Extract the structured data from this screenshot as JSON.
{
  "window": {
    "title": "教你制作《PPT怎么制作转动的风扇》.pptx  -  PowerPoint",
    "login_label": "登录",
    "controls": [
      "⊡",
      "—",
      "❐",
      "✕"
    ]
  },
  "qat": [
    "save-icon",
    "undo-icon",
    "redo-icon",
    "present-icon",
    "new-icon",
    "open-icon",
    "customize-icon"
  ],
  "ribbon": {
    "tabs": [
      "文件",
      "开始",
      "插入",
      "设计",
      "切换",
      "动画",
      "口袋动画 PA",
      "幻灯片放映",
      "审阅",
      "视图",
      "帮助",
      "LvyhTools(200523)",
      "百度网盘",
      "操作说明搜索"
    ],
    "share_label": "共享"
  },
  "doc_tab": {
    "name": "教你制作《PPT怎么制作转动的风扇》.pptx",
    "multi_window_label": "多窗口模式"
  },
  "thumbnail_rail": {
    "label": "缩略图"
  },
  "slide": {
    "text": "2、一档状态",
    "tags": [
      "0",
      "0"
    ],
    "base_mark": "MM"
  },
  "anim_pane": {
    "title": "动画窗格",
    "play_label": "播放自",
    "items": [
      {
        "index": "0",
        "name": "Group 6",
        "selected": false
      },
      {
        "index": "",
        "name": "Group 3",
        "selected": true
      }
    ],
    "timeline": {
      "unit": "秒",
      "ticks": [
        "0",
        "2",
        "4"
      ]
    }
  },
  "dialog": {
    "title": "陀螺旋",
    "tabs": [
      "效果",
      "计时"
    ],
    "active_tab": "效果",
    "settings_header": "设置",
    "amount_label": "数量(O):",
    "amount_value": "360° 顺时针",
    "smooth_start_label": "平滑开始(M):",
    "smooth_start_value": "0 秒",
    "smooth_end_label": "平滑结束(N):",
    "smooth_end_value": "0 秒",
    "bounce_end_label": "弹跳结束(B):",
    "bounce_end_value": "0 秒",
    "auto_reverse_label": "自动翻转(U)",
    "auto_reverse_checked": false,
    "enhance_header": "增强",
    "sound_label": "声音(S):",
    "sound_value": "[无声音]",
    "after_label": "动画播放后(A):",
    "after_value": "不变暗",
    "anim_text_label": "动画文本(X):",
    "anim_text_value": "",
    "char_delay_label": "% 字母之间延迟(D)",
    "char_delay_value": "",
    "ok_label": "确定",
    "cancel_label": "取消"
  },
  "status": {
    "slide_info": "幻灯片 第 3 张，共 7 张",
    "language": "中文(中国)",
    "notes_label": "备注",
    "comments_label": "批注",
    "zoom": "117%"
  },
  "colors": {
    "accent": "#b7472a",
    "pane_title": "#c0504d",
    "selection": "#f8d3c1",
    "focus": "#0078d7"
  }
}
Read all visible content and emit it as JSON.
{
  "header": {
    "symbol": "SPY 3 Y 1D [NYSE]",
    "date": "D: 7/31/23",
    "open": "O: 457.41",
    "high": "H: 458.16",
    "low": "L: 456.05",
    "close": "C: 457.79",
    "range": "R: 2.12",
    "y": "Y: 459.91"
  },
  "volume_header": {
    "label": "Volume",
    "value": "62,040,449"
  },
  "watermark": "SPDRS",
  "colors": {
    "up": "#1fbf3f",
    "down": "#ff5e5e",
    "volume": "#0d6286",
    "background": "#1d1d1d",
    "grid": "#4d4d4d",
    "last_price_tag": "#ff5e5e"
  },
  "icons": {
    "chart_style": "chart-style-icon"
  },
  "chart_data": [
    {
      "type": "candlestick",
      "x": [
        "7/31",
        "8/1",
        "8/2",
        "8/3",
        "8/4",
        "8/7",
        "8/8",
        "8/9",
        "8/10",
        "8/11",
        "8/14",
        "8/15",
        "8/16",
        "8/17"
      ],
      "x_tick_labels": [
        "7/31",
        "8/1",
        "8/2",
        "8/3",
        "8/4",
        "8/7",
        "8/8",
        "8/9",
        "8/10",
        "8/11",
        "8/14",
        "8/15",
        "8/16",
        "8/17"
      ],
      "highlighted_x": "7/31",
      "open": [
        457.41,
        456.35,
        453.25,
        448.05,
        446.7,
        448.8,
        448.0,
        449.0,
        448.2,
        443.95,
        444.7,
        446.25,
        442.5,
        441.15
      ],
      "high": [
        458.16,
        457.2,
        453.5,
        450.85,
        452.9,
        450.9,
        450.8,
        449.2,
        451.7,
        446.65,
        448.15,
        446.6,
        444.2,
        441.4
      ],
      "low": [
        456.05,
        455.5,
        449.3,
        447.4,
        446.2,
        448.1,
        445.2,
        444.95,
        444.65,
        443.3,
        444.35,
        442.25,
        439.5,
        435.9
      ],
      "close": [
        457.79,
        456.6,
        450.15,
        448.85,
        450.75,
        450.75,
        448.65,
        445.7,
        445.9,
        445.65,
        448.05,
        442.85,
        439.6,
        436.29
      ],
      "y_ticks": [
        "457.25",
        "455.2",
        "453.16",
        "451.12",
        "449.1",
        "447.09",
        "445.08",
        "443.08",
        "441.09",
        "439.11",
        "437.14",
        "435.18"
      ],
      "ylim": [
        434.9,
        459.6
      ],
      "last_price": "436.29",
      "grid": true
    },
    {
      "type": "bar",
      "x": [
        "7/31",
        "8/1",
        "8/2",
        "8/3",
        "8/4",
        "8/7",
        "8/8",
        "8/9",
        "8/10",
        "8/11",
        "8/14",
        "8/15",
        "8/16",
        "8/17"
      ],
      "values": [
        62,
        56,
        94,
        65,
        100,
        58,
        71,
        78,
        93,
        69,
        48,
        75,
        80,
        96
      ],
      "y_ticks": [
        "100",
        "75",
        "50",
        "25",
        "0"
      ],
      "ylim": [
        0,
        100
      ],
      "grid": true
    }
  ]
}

········

- [What you are asked to do]:
Print all of the entries exactly as they are written.

- [Full answer]:
Extract the structured data from this screenshot as JSON.
{
  "window": {
    "title": "教你制作《PPT怎么制作转动的风扇》.pptx  -  PowerPoint",
    "login_label": "登录",
    "controls": [
      "⊡",
      "—",
      "❐",
      "✕"
    ]
  },
  "qat": [
    "save-icon",
    "undo-icon",
    "redo-icon",
    "present-icon",
    "new-icon",
    "open-icon",
    "customize-icon"
  ],
  "ribbon": {
    "tabs": [
      "文件",
      "开始",
      "插入",
      "设计",
      "切换",
      "动画",
      "口袋动画 PA",
      "幻灯片放映",
      "审阅",
      "视图",
      "帮助",
      "LvyhTools(200523)",
      "百度网盘",
      "操作说明搜索"
    ],
    "share_label": "共享"
  },
  "doc_tab": {
    "name": "教你制作《PPT怎么制作转动的风扇》.pptx",
    "multi_window_label": "多窗口模式"
  },
  "thumbnail_rail": {
    "label": "缩略图"
  },
  "slide": {
    "text": "2、一档状态",
    "tags": [
      "0",
      "0"
    ],
    "base_mark": "MM"
  },
  "anim_pane": {
    "title": "动画窗格",
    "play_label": "播放自",
    "items": [
      {
        "index": "0",
        "name": "Group 6",
        "selected": false
      },
      {
        "index": "",
        "name": "Group 3",
        "selected": true
      }
    ],
    "timeline": {
      "unit": "秒",
      "ticks": [
        "0",
        "2",
        "4"
      ]
    }
  },
  "dialog": {
    "title": "陀螺旋",
    "tabs": [
      "效果",
      "计时"
    ],
    "active_tab": "效果",
    "settings_header": "设置",
    "amount_label": "数量(O):",
    "amount_value": "360° 顺时针",
    "smooth_start_label": "平滑开始(M):",
    "smooth_start_value": "0 秒",
    "smooth_end_label": "平滑结束(N):",
    "smooth_end_value": "0 秒",
    "bounce_end_label": "弹跳结束(B):",
    "bounce_end_value": "0 秒",
    "auto_reverse_label": "自动翻转(U)",
    "auto_reverse_checked": false,
    "enhance_header": "增强",
    "sound_label": "声音(S):",
    "sound_value": "[无声音]",
    "after_label": "动画播放后(A):",
    "after_value": "不变暗",
    "anim_text_label": "动画文本(X):",
    "anim_text_value": "",
    "char_delay_label": "% 字母之间延迟(D)",
    "char_delay_value": "",
    "ok_label": "确定",
    "cancel_label": "取消"
  },
  "status": {
    "slide_info": "幻灯片 第 3 张，共 7 张",
    "language": "中文(中国)",
    "notes_label": "备注",
    "comments_label": "批注",
    "zoom": "117%"
  },
  "colors": {
    "accent": "#b7472a",
    "pane_title": "#c0504d",
    "selection": "#f8d3c1",
    "focus": "#0078d7"
  }
}
Read all visible content and emit it as JSON.
{
  "header": {
    "symbol": "SPY 3 Y 1D [NYSE]",
    "date": "D: 7/31/23",
    "open": "O: 457.41",
    "high": "H: 458.16",
    "low": "L: 456.05",
    "close": "C: 457.79",
    "range": "R: 2.12",
    "y": "Y: 459.91"
  },
  "volume_header": {
    "label": "Volume",
    "value": "62,040,449"
  },
  "watermark": "SPDRS",
  "colors": {
    "up": "#1fbf3f",
    "down": "#ff5e5e",
    "volume": "#0d6286",
    "background": "#1d1d1d",
    "grid": "#4d4d4d",
    "last_price_tag": "#ff5e5e"
  },
  "icons": {
    "chart_style": "chart-style-icon"
  },
  "chart_data": [
    {
      "type": "candlestick",
      "x": [
        "7/31",
        "8/1",
        "8/2",
        "8/3",
        "8/4",
        "8/7",
        "8/8",
        "8/9",
        "8/10",
        "8/11",
        "8/14",
        "8/15",
        "8/16",
        "8/17"
      ],
      "x_tick_labels": [
        "7/31",
        "8/1",
        "8/2",
        "8/3",
        "8/4",
        "8/7",
        "8/8",
        "8/9",
        "8/10",
        "8/11",
        "8/14",
        "8/15",
        "8/16",
        "8/17"
      ],
      "highlighted_x": "7/31",
      "open": [
        457.41,
        456.35,
        453.25,
        448.05,
        446.7,
        448.8,
        448.0,
        449.0,
        448.2,
        443.95,
        444.7,
        446.25,
        442.5,
        441.15
      ],
      "high": [
        458.16,
        457.2,
        453.5,
        450.85,
        452.9,
        450.9,
        450.8,
        449.2,
        451.7,
        446.65,
        448.15,
        446.6,
        444.2,
        441.4
      ],
      "low": [
        456.05,
        455.5,
        449.3,
        447.4,
        446.2,
        448.1,
        445.2,
        444.95,
        444.65,
        443.3,
        444.35,
        442.25,
        439.5,
        435.9
      ],
      "close": [
        457.79,
        456.6,
        450.15,
        448.85,
        450.75,
        450.75,
        448.65,
        445.7,
        445.9,
        445.65,
        448.05,
        442.85,
        439.6,
        436.29
      ],
      "y_ticks": [
        "457.25",
        "455.2",
        "453.16",
        "451.12",
        "449.1",
        "447.09",
        "445.08",
        "443.08",
        "441.09",
        "439.11",
        "437.14",
        "435.18"
      ],
      "ylim": [
        434.9,
        459.6
      ],
      "last_price": "436.29",
      "grid": true
    },
    {
      "type": "bar",
      "x": [
        "7/31",
        "8/1",
        "8/2",
        "8/3",
        "8/4",
        "8/7",
        "8/8",
        "8/9",
        "8/10",
        "8/11",
        "8/14",
        "8/15",
        "8/16",
        "8/17"
      ],
      "values": [
        62,
        56,
        94,
        65,
        100,
        58,
        71,
        78,
        93,
        69,
        48,
        75,
        80,
        96
      ],
      "y_ticks": [
        "100",
        "75",
        "50",
        "25",
        "0"
      ],
      "ylim": [
        0,
        100
      ],
      "grid": true
    }
  ]
}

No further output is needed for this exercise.